- [Aim of the exercise] Below are records; work out how many of their lines contain "Smoothed" and give only that number.

(Figure contents as structured data)
□ □ □ □ □

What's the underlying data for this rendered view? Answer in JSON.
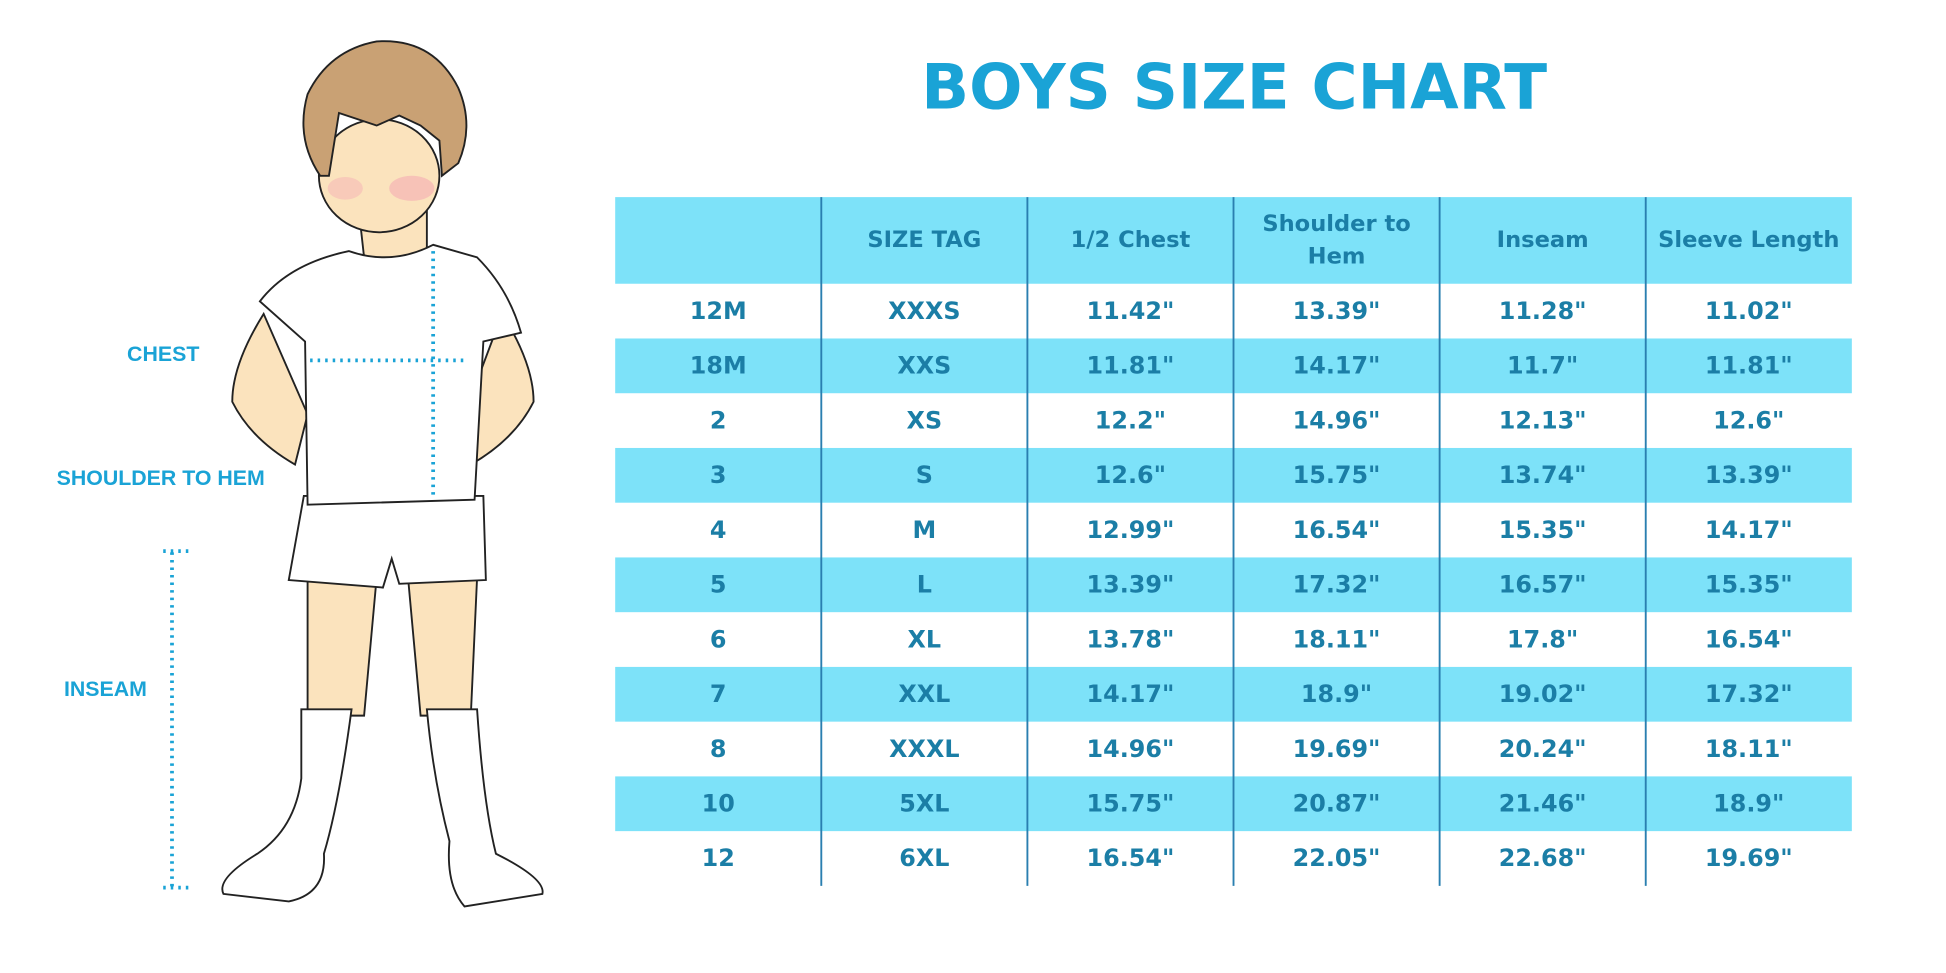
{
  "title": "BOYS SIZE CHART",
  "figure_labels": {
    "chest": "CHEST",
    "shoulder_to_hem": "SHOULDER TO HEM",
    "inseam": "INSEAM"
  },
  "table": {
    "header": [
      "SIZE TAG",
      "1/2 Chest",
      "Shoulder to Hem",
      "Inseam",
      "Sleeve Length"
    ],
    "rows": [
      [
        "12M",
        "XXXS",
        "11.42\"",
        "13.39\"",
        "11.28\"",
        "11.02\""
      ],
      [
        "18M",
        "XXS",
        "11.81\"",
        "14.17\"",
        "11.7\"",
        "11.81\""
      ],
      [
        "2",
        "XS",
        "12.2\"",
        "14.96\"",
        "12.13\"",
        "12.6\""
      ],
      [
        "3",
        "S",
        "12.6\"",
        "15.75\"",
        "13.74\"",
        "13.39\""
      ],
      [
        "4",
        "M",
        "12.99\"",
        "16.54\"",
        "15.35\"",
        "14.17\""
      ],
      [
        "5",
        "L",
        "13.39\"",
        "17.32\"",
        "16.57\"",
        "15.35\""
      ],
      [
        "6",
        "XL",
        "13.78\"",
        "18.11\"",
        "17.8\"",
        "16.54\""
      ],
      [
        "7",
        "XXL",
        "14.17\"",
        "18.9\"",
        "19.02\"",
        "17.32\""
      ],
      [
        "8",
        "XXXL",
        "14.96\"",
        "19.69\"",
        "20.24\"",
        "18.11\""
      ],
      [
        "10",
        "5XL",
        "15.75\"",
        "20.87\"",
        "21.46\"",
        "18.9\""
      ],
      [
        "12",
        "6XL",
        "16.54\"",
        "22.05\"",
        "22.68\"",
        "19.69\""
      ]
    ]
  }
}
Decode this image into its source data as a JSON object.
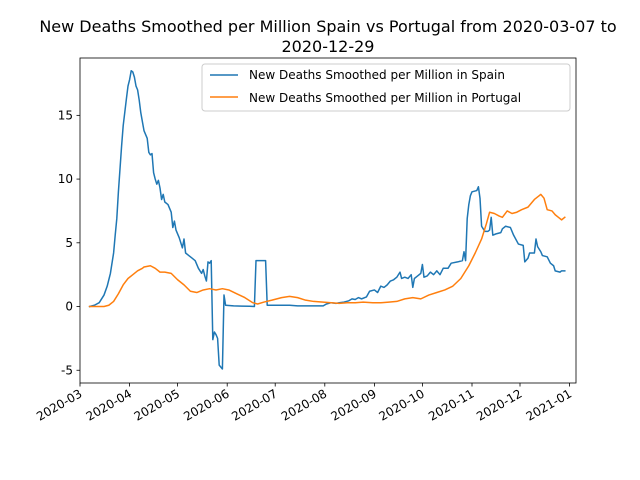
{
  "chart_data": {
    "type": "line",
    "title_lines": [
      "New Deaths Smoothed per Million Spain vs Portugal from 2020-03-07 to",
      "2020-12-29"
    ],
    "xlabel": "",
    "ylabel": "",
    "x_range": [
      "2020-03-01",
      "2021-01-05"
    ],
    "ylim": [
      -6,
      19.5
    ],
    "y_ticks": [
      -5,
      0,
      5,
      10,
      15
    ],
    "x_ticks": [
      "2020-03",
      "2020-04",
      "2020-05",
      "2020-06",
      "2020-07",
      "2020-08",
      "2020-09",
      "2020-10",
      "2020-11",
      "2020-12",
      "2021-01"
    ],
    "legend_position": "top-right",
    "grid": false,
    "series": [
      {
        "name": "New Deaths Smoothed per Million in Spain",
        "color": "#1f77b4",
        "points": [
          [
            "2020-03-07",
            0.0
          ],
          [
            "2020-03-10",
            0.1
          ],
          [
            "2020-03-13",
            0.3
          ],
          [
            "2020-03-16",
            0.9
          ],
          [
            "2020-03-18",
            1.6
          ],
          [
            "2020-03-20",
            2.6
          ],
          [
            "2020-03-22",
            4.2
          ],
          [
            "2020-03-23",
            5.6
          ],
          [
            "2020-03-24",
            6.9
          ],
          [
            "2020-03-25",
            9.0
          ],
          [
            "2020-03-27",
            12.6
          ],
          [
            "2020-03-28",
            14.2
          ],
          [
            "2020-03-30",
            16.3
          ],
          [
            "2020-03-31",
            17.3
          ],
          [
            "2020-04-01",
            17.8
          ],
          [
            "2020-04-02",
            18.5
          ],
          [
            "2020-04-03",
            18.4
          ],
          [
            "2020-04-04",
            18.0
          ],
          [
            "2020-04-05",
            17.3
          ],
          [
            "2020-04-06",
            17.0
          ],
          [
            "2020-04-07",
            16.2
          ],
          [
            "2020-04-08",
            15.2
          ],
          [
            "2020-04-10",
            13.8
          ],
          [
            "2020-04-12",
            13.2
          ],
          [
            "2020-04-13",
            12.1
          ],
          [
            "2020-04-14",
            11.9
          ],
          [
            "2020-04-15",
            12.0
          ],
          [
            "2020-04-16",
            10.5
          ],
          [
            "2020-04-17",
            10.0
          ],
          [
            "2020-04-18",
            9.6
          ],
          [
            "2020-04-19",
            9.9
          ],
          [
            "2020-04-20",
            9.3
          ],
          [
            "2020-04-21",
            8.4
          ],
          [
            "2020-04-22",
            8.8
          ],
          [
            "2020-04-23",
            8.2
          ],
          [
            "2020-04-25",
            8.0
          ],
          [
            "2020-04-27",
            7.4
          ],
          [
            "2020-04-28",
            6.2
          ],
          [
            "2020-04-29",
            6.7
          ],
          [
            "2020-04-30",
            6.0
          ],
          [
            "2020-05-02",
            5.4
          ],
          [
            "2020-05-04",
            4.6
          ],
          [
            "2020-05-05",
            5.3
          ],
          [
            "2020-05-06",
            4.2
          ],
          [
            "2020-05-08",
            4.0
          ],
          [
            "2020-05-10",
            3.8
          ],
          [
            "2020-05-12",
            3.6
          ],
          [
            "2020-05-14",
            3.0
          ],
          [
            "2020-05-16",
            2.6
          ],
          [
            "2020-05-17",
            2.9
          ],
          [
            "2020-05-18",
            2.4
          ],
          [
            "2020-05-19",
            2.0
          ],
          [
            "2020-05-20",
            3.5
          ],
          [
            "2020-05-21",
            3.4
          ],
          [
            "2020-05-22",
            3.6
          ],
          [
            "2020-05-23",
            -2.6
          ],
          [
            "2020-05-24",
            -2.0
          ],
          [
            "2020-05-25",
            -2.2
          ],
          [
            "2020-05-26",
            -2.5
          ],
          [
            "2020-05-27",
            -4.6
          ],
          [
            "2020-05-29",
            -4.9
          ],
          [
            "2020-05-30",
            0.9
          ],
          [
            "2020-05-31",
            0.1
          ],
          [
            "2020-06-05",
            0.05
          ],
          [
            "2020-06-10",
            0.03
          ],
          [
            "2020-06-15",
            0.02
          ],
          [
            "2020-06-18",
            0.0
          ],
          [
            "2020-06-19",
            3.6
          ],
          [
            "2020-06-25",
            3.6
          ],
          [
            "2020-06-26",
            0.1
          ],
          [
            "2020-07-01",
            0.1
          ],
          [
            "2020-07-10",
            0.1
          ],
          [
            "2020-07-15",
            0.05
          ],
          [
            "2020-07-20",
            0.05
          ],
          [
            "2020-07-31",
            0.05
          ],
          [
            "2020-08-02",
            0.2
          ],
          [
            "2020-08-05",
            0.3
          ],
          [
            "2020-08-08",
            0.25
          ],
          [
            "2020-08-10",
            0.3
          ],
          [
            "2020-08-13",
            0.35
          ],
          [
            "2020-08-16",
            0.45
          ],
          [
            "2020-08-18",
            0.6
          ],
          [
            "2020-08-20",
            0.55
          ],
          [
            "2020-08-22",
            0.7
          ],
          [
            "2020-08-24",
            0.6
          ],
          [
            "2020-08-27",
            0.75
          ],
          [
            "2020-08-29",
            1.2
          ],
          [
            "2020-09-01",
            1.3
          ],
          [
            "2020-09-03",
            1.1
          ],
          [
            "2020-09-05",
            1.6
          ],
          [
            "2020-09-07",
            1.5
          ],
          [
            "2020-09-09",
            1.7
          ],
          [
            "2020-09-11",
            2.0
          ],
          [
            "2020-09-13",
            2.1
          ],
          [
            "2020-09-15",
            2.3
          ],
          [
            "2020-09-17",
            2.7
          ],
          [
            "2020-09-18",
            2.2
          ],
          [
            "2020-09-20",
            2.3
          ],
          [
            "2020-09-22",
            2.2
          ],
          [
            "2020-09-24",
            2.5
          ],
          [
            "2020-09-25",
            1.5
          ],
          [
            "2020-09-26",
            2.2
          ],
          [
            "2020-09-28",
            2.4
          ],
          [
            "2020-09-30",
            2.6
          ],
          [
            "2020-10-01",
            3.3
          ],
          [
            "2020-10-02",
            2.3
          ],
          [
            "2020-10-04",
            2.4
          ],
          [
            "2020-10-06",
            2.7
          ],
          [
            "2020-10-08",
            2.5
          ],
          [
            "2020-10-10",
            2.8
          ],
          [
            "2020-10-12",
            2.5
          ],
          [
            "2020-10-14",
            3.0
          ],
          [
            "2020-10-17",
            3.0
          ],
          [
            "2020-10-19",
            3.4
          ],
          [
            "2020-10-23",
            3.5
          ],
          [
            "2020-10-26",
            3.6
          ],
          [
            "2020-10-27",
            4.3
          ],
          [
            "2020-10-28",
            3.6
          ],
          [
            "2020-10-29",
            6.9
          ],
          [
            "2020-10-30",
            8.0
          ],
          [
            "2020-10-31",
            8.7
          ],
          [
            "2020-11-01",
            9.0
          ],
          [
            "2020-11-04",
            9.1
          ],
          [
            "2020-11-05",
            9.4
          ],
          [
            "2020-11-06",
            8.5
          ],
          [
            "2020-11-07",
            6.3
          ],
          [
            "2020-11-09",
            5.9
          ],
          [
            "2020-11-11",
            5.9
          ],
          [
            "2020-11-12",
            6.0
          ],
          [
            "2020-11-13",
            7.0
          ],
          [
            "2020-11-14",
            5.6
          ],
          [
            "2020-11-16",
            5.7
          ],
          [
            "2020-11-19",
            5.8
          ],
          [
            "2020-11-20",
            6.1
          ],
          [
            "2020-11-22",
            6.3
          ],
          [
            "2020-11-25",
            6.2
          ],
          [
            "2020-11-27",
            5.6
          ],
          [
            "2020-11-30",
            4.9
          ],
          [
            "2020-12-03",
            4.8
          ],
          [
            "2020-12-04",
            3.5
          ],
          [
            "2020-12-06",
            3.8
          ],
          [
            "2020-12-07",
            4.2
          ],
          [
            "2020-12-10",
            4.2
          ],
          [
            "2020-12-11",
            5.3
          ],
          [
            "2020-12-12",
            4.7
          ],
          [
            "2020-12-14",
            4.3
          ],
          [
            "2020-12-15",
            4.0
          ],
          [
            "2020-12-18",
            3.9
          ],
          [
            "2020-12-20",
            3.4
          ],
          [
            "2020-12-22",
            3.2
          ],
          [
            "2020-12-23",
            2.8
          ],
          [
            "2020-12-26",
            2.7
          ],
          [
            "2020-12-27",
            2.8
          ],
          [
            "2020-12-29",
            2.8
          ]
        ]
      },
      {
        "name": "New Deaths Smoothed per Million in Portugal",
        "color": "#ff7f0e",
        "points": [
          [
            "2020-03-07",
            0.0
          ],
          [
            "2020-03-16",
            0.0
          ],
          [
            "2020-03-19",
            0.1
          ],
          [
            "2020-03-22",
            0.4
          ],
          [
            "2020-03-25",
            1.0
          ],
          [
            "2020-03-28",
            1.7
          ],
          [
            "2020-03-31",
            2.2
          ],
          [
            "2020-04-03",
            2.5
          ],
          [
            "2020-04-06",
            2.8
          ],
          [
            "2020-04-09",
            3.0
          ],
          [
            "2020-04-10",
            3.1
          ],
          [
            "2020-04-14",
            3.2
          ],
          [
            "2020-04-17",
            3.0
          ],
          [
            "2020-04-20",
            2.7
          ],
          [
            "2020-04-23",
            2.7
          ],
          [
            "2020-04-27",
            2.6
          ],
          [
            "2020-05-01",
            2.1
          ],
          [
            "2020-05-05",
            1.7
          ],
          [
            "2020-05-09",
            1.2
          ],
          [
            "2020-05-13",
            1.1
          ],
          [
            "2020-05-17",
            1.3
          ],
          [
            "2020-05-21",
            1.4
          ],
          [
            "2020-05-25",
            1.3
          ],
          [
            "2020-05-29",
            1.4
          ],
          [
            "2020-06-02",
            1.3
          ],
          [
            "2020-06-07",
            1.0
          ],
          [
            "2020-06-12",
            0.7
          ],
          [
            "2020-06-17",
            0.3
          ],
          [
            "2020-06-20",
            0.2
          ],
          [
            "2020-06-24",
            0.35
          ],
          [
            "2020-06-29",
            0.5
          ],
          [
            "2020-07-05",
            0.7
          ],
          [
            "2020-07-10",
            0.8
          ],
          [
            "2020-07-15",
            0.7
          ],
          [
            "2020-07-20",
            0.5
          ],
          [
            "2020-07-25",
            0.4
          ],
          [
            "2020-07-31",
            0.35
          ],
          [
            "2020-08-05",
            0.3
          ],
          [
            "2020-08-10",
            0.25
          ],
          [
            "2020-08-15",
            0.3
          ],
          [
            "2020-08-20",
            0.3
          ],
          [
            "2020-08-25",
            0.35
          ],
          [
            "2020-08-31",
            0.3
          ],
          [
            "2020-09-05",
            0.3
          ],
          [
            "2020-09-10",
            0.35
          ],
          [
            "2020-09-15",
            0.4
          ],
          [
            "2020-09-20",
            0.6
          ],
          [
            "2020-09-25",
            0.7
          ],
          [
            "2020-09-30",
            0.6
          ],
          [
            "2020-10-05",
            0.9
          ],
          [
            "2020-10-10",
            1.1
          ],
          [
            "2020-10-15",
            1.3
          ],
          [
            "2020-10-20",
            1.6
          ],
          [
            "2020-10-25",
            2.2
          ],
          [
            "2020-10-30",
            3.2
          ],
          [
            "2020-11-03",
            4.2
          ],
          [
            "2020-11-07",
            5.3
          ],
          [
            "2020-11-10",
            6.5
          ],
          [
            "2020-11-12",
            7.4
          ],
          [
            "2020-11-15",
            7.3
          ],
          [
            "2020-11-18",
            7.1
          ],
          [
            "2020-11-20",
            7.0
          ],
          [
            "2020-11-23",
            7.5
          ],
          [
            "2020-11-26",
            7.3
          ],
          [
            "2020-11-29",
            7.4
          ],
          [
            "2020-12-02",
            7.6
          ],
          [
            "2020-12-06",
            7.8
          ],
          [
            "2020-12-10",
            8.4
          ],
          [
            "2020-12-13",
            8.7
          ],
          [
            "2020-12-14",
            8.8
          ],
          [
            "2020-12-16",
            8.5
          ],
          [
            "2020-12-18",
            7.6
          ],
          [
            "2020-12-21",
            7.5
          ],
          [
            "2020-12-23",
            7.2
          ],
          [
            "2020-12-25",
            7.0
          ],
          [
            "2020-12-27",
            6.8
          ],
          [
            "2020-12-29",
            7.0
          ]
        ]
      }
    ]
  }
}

□ □ □ □ □

- [Full output] 3